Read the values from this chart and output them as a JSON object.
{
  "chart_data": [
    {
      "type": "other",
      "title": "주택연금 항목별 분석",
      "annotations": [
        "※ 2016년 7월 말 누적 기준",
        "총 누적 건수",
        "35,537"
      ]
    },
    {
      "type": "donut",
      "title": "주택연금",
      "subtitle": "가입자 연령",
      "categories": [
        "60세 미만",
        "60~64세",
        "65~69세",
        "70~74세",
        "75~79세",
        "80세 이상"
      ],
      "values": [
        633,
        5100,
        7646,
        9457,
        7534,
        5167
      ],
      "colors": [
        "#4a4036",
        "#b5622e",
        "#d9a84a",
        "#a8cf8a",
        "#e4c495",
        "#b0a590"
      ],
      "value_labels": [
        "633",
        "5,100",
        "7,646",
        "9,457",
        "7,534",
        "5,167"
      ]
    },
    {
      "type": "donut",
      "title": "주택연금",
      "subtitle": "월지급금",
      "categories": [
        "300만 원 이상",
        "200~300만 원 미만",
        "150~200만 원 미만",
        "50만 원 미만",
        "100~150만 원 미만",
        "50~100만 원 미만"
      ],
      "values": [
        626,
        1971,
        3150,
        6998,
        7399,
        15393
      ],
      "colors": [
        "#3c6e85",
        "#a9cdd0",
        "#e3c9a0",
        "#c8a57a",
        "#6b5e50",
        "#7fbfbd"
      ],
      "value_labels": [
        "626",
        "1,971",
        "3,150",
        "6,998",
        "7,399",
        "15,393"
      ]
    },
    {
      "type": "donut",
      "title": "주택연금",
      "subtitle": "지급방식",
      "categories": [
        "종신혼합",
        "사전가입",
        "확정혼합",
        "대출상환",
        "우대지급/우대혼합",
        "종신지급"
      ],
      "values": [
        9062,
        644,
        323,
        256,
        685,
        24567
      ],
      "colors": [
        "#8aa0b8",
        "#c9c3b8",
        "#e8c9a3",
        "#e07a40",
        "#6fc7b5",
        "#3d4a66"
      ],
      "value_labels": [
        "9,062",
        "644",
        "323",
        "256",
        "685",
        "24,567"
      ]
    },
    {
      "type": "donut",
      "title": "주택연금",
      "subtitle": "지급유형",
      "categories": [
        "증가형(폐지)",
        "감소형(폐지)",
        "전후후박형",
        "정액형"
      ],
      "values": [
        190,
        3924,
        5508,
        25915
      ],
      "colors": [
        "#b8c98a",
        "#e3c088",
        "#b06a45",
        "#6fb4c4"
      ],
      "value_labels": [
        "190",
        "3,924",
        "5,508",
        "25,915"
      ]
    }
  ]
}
..............................
→ **DIRECTION**: Retype the records above exactly.

→ **PROBLEM SOLUTION**:
Read the values from this chart and output them as a JSON object.
{
  "chart_data": [
    {
      "type": "other",
      "title": "주택연금 항목별 분석",
      "annotations": [
        "※ 2016년 7월 말 누적 기준",
        "총 누적 건수",
        "35,537"
      ]
    },
    {
      "type": "donut",
      "title": "주택연금",
      "subtitle": "가입자 연령",
      "categories": [
        "60세 미만",
        "60~64세",
        "65~69세",
        "70~74세",
        "75~79세",
        "80세 이상"
      ],
      "values": [
        633,
        5100,
        7646,
        9457,
        7534,
        5167
      ],
      "colors": [
        "#4a4036",
        "#b5622e",
        "#d9a84a",
        "#a8cf8a",
        "#e4c495",
        "#b0a590"
      ],
      "value_labels": [
        "633",
        "5,100",
        "7,646",
        "9,457",
        "7,534",
        "5,167"
      ]
    },
    {
      "type": "donut",
      "title": "주택연금",
      "subtitle": "월지급금",
      "categories": [
        "300만 원 이상",
        "200~300만 원 미만",
        "150~200만 원 미만",
        "50만 원 미만",
        "100~150만 원 미만",
        "50~100만 원 미만"
      ],
      "values": [
        626,
        1971,
        3150,
        6998,
        7399,
        15393
      ],
      "colors": [
        "#3c6e85",
        "#a9cdd0",
        "#e3c9a0",
        "#c8a57a",
        "#6b5e50",
        "#7fbfbd"
      ],
      "value_labels": [
        "626",
        "1,971",
        "3,150",
        "6,998",
        "7,399",
        "15,393"
      ]
    },
    {
      "type": "donut",
      "title": "주택연금",
      "subtitle": "지급방식",
      "categories": [
        "종신혼합",
        "사전가입",
        "확정혼합",
        "대출상환",
        "우대지급/우대혼합",
        "종신지급"
      ],
      "values": [
        9062,
        644,
        323,
        256,
        685,
        24567
      ],
      "colors": [
        "#8aa0b8",
        "#c9c3b8",
        "#e8c9a3",
        "#e07a40",
        "#6fc7b5",
        "#3d4a66"
      ],
      "value_labels": [
        "9,062",
        "644",
        "323",
        "256",
        "685",
        "24,567"
      ]
    },
    {
      "type": "donut",
      "title": "주택연금",
      "subtitle": "지급유형",
      "categories": [
        "증가형(폐지)",
        "감소형(폐지)",
        "전후후박형",
        "정액형"
      ],
      "values": [
        190,
        3924,
        5508,
        25915
      ],
      "colors": [
        "#b8c98a",
        "#e3c088",
        "#b06a45",
        "#6fb4c4"
      ],
      "value_labels": [
        "190",
        "3,924",
        "5,508",
        "25,915"
      ]
    }
  ]
}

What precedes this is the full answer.